YOUR GOAL
Quote the whole listing exactly. Leave the pictures out of your copy.
* begin PROVIDED RECORDS *
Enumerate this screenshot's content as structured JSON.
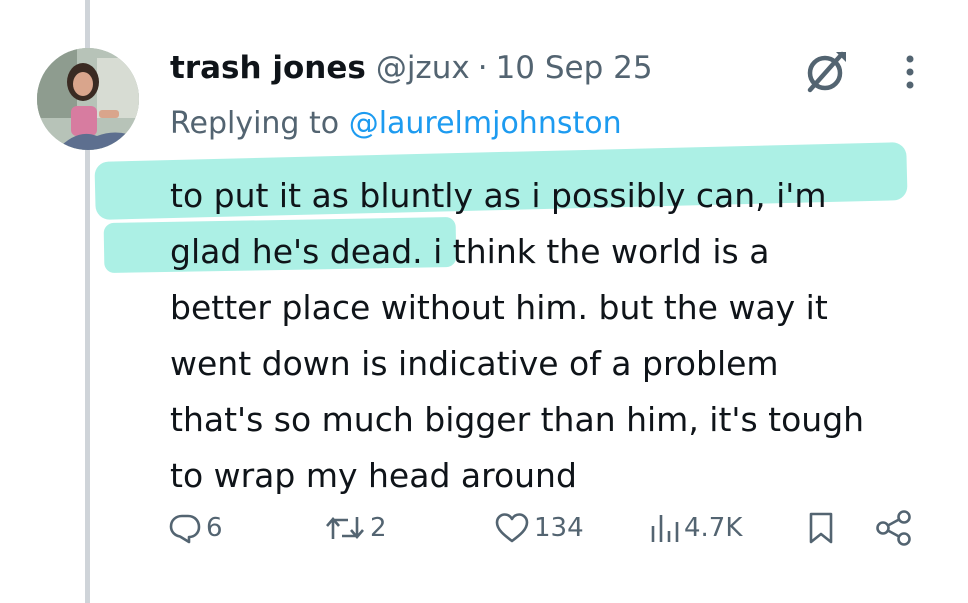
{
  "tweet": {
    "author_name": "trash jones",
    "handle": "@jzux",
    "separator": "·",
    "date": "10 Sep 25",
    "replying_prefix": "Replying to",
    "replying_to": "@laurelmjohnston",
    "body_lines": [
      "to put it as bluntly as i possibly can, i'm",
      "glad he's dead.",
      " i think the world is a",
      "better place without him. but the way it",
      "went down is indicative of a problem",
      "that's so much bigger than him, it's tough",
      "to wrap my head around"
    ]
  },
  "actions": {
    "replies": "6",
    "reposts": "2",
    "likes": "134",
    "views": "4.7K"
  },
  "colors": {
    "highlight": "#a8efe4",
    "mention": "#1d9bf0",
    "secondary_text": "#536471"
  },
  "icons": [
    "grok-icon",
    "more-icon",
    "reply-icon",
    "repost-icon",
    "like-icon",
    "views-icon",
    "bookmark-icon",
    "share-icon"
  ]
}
* end PROVIDED RECORDS *
OUTPUT FOR THIS TASK
Enumerate this screenshot's content as structured JSON.
{
  "tweet": {
    "author_name": "trash jones",
    "handle": "@jzux",
    "separator": "·",
    "date": "10 Sep 25",
    "replying_prefix": "Replying to",
    "replying_to": "@laurelmjohnston",
    "body_lines": [
      "to put it as bluntly as i possibly can, i'm",
      "glad he's dead.",
      " i think the world is a",
      "better place without him. but the way it",
      "went down is indicative of a problem",
      "that's so much bigger than him, it's tough",
      "to wrap my head around"
    ]
  },
  "actions": {
    "replies": "6",
    "reposts": "2",
    "likes": "134",
    "views": "4.7K"
  },
  "colors": {
    "highlight": "#a8efe4",
    "mention": "#1d9bf0",
    "secondary_text": "#536471"
  },
  "icons": [
    "grok-icon",
    "more-icon",
    "reply-icon",
    "repost-icon",
    "like-icon",
    "views-icon",
    "bookmark-icon",
    "share-icon"
  ]
}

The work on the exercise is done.